Brief: Reproduce each line that includes the word "page".

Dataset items

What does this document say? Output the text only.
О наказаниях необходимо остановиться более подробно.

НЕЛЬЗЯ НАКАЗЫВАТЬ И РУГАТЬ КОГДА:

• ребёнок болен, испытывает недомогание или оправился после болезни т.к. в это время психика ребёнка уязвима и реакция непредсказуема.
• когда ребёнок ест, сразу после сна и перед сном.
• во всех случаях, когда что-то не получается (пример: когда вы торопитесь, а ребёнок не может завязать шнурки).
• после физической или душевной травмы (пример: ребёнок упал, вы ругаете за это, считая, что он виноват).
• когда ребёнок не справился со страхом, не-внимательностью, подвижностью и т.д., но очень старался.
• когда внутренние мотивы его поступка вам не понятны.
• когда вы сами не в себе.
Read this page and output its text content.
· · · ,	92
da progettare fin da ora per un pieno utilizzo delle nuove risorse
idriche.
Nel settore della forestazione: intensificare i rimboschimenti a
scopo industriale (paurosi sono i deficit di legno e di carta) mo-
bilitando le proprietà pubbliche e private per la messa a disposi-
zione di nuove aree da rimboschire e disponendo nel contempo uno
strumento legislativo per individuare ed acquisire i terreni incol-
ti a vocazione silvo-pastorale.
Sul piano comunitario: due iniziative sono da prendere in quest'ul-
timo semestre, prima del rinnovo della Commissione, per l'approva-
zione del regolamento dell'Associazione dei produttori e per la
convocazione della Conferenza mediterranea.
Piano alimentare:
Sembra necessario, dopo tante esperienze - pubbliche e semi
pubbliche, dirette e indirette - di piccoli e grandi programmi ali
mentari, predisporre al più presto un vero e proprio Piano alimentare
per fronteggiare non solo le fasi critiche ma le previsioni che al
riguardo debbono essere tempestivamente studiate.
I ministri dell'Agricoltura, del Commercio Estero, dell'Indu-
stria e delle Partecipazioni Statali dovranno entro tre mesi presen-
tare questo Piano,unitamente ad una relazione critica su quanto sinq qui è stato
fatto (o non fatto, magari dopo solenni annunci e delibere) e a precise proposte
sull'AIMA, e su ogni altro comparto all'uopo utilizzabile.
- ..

* * *

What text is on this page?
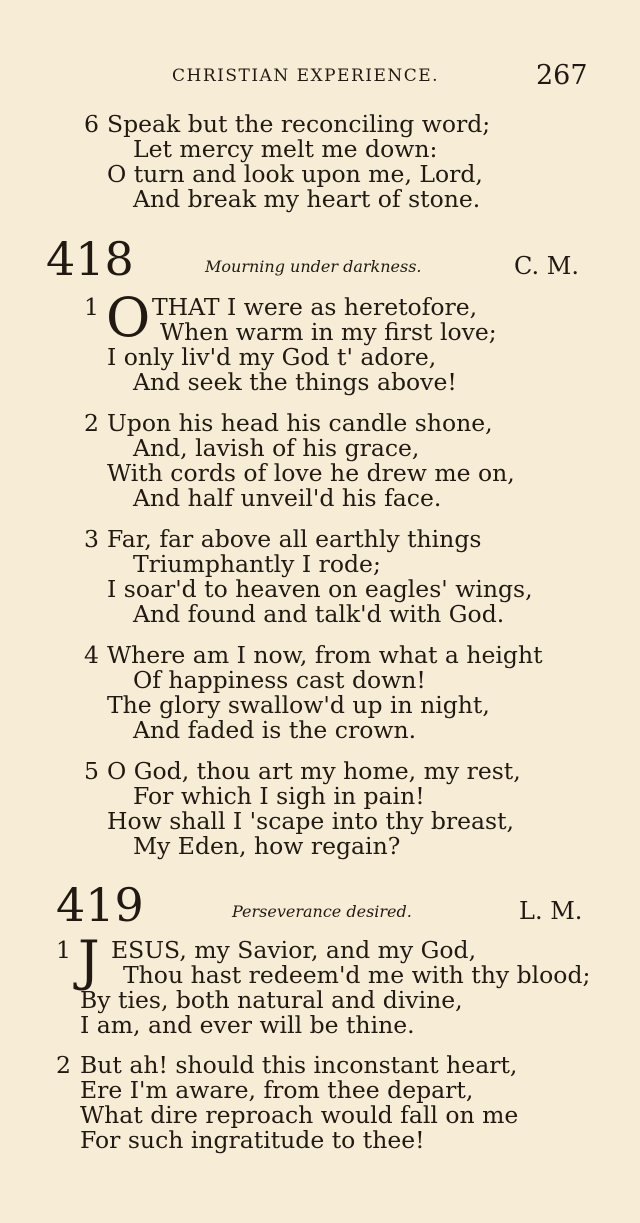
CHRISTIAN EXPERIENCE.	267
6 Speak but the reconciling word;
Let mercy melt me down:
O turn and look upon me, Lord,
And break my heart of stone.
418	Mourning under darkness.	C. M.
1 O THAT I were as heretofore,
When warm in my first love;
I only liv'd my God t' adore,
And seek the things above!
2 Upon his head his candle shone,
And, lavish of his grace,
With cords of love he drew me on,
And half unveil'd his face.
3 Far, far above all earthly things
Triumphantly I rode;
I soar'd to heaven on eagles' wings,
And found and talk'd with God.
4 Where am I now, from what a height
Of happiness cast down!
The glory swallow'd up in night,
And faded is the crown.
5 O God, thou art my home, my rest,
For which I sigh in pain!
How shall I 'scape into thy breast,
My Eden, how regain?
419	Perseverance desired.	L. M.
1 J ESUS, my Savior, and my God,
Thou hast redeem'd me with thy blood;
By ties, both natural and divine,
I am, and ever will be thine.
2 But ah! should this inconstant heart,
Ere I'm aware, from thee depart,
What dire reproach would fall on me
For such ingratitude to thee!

--

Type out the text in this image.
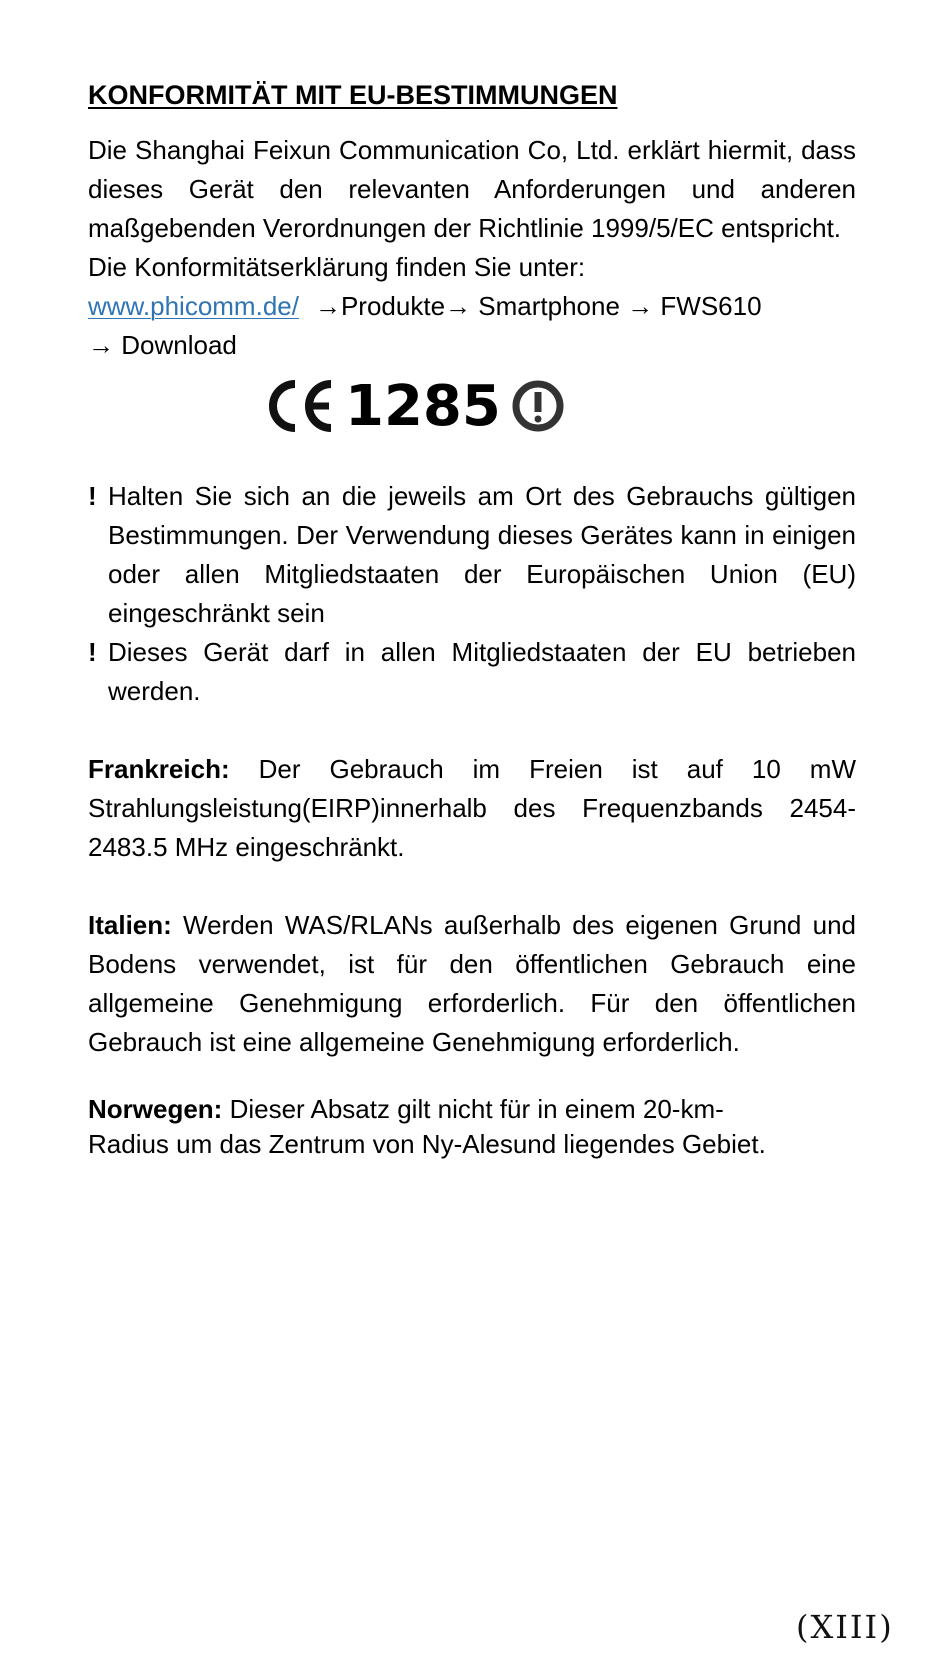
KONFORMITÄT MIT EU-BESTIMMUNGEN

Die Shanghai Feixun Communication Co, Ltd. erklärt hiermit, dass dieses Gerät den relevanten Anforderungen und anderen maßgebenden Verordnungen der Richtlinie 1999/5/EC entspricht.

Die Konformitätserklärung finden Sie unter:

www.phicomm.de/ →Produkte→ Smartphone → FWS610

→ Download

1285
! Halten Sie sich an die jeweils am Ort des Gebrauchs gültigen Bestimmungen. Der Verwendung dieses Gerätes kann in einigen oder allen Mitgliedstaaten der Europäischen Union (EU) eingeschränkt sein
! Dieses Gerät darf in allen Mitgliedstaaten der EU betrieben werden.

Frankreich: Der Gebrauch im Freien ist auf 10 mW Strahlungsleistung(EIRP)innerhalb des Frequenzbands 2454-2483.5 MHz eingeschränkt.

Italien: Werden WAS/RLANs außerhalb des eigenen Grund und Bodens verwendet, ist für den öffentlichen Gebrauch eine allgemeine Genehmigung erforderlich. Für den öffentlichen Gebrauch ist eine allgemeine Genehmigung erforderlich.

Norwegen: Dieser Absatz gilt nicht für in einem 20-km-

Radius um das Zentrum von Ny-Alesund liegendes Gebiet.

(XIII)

Written answer:
Read this page and output its text content.
What text is on this page?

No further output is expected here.